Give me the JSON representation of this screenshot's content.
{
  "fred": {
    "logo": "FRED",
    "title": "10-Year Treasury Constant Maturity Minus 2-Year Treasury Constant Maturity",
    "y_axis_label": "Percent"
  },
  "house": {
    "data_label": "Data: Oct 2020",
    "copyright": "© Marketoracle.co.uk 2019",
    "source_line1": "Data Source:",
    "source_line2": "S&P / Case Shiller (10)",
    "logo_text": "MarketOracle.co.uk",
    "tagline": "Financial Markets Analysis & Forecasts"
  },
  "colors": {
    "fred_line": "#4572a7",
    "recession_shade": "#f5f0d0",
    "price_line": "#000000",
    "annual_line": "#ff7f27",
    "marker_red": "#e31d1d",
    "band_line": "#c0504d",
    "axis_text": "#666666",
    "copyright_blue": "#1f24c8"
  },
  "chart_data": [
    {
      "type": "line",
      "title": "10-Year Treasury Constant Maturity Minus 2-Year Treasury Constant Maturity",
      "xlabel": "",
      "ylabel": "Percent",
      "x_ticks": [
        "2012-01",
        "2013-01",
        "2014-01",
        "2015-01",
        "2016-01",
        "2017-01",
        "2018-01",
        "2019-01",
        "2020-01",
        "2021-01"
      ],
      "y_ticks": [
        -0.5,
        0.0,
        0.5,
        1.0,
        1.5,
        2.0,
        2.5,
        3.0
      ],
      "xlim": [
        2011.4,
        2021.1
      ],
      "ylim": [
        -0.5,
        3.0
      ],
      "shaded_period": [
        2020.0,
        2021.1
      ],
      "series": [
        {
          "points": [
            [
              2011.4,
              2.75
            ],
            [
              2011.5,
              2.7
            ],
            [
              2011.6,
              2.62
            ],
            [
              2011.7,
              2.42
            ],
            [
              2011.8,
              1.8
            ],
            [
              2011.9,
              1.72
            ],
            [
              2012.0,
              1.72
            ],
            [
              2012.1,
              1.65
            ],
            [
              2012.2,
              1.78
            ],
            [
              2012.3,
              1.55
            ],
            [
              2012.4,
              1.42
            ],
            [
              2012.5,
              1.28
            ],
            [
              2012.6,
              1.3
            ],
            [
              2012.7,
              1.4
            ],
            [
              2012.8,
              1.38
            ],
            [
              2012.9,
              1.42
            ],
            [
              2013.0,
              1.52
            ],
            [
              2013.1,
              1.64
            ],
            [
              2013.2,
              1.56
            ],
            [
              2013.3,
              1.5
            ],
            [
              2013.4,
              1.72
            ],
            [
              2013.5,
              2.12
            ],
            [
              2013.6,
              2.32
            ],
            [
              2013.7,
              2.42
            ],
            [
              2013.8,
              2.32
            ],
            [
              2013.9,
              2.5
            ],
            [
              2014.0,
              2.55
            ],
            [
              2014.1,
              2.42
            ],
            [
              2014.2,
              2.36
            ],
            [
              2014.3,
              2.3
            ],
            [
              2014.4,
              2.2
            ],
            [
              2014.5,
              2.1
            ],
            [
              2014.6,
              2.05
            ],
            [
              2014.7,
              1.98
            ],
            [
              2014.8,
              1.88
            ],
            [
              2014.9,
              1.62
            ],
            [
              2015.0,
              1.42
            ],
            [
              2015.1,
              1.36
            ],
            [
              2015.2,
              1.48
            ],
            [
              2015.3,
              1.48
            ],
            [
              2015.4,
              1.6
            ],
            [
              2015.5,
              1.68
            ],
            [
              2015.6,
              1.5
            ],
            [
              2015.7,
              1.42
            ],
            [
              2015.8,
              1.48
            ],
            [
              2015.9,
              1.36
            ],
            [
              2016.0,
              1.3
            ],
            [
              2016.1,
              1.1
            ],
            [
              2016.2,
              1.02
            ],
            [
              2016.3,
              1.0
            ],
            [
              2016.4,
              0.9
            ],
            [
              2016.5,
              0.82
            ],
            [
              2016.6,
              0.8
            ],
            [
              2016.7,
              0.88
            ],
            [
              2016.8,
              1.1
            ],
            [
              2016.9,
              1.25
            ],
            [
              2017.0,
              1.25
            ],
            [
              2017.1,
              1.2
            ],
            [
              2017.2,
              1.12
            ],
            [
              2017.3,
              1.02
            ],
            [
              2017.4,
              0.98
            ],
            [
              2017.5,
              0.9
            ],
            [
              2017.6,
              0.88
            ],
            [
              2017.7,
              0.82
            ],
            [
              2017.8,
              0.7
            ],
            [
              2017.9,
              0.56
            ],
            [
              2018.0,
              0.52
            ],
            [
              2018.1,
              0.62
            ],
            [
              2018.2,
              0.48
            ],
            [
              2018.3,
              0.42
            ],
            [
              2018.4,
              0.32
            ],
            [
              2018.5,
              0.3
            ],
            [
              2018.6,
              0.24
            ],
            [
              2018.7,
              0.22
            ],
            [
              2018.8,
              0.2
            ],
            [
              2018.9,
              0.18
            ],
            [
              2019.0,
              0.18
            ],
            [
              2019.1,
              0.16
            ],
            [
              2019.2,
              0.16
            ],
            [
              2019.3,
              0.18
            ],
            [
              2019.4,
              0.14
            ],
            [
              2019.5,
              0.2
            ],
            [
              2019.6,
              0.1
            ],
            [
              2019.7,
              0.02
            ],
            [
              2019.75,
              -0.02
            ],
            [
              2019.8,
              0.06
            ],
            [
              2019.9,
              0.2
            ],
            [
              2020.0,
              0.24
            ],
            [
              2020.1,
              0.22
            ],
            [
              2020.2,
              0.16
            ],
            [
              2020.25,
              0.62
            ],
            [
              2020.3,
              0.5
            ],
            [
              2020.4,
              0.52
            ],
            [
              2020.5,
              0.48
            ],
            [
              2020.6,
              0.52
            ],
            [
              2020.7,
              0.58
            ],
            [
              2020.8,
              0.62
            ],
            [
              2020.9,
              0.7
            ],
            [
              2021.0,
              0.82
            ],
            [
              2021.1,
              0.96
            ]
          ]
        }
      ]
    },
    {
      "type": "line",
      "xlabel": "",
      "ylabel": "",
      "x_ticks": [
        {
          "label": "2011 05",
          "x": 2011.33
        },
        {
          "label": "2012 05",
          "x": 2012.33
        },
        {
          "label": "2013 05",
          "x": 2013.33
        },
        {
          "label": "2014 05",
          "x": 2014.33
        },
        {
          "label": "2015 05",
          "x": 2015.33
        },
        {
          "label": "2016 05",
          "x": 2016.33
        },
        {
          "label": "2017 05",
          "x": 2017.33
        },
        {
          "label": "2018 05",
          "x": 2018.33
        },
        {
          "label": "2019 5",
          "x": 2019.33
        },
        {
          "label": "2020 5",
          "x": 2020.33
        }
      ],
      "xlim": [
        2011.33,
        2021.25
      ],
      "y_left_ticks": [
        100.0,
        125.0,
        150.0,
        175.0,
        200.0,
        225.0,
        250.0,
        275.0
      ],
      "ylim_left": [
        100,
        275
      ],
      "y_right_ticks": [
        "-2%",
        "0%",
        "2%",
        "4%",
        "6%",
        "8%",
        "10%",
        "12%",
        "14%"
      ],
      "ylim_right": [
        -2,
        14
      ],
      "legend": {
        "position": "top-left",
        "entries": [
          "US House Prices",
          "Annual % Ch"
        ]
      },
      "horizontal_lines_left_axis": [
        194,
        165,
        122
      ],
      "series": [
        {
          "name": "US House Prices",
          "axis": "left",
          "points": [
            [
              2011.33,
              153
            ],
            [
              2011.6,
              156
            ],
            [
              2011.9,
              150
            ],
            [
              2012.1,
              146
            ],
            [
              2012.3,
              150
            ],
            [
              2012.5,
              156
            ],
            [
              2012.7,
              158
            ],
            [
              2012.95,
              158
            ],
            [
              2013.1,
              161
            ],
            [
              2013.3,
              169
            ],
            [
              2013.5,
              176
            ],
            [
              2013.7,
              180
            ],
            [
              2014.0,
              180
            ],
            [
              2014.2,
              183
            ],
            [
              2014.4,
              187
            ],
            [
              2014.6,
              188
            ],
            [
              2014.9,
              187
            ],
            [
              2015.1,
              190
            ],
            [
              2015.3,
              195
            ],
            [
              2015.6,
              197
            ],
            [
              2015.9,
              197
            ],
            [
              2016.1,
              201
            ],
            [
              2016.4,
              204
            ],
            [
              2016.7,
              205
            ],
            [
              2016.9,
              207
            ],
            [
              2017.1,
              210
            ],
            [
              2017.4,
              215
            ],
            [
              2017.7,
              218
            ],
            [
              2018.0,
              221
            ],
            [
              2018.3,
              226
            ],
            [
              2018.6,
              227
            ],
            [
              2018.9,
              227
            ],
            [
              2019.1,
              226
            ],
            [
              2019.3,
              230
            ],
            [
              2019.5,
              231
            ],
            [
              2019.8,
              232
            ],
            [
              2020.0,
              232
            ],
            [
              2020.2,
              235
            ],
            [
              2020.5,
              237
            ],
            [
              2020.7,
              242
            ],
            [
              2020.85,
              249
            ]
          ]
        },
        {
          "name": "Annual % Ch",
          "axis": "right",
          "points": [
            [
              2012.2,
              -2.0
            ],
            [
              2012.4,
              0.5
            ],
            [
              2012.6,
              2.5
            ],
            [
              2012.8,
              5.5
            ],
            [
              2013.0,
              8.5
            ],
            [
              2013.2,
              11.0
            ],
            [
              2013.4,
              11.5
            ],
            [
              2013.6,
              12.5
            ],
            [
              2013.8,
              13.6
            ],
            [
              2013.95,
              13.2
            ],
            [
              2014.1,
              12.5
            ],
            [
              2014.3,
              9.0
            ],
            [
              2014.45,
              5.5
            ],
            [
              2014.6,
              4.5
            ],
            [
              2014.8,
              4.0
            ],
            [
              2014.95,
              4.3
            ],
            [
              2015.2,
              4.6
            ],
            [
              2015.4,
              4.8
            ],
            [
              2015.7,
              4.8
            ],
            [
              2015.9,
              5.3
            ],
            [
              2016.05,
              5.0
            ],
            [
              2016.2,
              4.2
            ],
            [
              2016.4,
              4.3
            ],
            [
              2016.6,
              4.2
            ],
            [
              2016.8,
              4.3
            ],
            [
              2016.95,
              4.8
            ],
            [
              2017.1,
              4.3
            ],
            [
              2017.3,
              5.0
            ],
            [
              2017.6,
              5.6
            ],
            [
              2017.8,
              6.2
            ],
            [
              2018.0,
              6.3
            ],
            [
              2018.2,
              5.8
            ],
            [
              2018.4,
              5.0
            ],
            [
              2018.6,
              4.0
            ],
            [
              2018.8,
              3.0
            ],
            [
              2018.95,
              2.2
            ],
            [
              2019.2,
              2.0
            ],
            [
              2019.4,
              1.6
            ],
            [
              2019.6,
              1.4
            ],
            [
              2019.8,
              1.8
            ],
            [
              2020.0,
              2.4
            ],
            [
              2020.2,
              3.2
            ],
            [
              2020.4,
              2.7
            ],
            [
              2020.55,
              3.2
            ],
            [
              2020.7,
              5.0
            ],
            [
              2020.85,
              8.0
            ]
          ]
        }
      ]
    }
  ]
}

Your instructions → Collect the lines of the records that include the string "Year".

Response for this exercise →
    "title": "10-Year Treasury Constant Maturity Minus 2-Year Treasury Constant Maturity",
      "title": "10-Year Treasury Constant Maturity Minus 2-Year Treasury Constant Maturity",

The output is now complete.